[Source data]
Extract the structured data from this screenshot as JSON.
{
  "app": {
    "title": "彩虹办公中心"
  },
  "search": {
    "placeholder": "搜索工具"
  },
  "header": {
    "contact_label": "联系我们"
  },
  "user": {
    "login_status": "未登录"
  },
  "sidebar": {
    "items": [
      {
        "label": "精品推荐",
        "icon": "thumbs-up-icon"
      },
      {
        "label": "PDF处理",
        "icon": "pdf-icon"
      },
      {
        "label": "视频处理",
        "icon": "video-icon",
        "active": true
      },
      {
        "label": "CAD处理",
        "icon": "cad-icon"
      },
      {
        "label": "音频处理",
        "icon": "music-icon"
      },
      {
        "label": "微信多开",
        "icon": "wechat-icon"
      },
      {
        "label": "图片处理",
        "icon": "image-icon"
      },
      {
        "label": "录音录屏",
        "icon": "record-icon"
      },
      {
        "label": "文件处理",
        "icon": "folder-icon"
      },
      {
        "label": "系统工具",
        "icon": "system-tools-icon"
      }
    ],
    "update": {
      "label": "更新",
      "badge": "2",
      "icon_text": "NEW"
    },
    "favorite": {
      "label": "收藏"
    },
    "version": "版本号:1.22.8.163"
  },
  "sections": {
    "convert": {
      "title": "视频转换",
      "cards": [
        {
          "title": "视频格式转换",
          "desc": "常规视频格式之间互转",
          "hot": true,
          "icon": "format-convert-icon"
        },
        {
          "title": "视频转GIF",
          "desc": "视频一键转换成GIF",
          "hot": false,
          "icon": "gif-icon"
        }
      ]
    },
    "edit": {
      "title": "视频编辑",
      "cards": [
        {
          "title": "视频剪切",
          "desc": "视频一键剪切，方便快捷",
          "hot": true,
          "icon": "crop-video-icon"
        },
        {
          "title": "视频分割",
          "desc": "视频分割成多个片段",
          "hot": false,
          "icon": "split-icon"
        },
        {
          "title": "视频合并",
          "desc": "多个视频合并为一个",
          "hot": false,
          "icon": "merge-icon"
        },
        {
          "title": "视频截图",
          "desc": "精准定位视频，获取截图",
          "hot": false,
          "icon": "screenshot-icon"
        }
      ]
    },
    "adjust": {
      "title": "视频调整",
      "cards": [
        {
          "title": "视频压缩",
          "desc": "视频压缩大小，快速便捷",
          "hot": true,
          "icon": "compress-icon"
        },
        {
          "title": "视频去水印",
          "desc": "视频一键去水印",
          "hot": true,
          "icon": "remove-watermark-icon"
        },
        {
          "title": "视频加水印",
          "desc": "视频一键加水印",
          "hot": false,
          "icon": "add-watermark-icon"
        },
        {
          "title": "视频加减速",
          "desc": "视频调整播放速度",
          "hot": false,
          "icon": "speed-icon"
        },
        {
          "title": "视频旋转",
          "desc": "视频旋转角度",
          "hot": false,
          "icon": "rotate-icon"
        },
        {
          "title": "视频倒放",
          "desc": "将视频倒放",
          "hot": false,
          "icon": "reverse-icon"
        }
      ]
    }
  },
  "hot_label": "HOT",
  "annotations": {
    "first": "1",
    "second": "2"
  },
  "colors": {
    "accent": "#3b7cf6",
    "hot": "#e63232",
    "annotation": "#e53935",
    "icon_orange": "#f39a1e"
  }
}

### Exercise brief
Repeat all of the records above exactly as they appear.

### Solution to the exercise
Extract the structured data from this screenshot as JSON.
{
  "app": {
    "title": "彩虹办公中心"
  },
  "search": {
    "placeholder": "搜索工具"
  },
  "header": {
    "contact_label": "联系我们"
  },
  "user": {
    "login_status": "未登录"
  },
  "sidebar": {
    "items": [
      {
        "label": "精品推荐",
        "icon": "thumbs-up-icon"
      },
      {
        "label": "PDF处理",
        "icon": "pdf-icon"
      },
      {
        "label": "视频处理",
        "icon": "video-icon",
        "active": true
      },
      {
        "label": "CAD处理",
        "icon": "cad-icon"
      },
      {
        "label": "音频处理",
        "icon": "music-icon"
      },
      {
        "label": "微信多开",
        "icon": "wechat-icon"
      },
      {
        "label": "图片处理",
        "icon": "image-icon"
      },
      {
        "label": "录音录屏",
        "icon": "record-icon"
      },
      {
        "label": "文件处理",
        "icon": "folder-icon"
      },
      {
        "label": "系统工具",
        "icon": "system-tools-icon"
      }
    ],
    "update": {
      "label": "更新",
      "badge": "2",
      "icon_text": "NEW"
    },
    "favorite": {
      "label": "收藏"
    },
    "version": "版本号:1.22.8.163"
  },
  "sections": {
    "convert": {
      "title": "视频转换",
      "cards": [
        {
          "title": "视频格式转换",
          "desc": "常规视频格式之间互转",
          "hot": true,
          "icon": "format-convert-icon"
        },
        {
          "title": "视频转GIF",
          "desc": "视频一键转换成GIF",
          "hot": false,
          "icon": "gif-icon"
        }
      ]
    },
    "edit": {
      "title": "视频编辑",
      "cards": [
        {
          "title": "视频剪切",
          "desc": "视频一键剪切，方便快捷",
          "hot": true,
          "icon": "crop-video-icon"
        },
        {
          "title": "视频分割",
          "desc": "视频分割成多个片段",
          "hot": false,
          "icon": "split-icon"
        },
        {
          "title": "视频合并",
          "desc": "多个视频合并为一个",
          "hot": false,
          "icon": "merge-icon"
        },
        {
          "title": "视频截图",
          "desc": "精准定位视频，获取截图",
          "hot": false,
          "icon": "screenshot-icon"
        }
      ]
    },
    "adjust": {
      "title": "视频调整",
      "cards": [
        {
          "title": "视频压缩",
          "desc": "视频压缩大小，快速便捷",
          "hot": true,
          "icon": "compress-icon"
        },
        {
          "title": "视频去水印",
          "desc": "视频一键去水印",
          "hot": true,
          "icon": "remove-watermark-icon"
        },
        {
          "title": "视频加水印",
          "desc": "视频一键加水印",
          "hot": false,
          "icon": "add-watermark-icon"
        },
        {
          "title": "视频加减速",
          "desc": "视频调整播放速度",
          "hot": false,
          "icon": "speed-icon"
        },
        {
          "title": "视频旋转",
          "desc": "视频旋转角度",
          "hot": false,
          "icon": "rotate-icon"
        },
        {
          "title": "视频倒放",
          "desc": "将视频倒放",
          "hot": false,
          "icon": "reverse-icon"
        }
      ]
    }
  },
  "hot_label": "HOT",
  "annotations": {
    "first": "1",
    "second": "2"
  },
  "colors": {
    "accent": "#3b7cf6",
    "hot": "#e63232",
    "annotation": "#e53935",
    "icon_orange": "#f39a1e"
  }
}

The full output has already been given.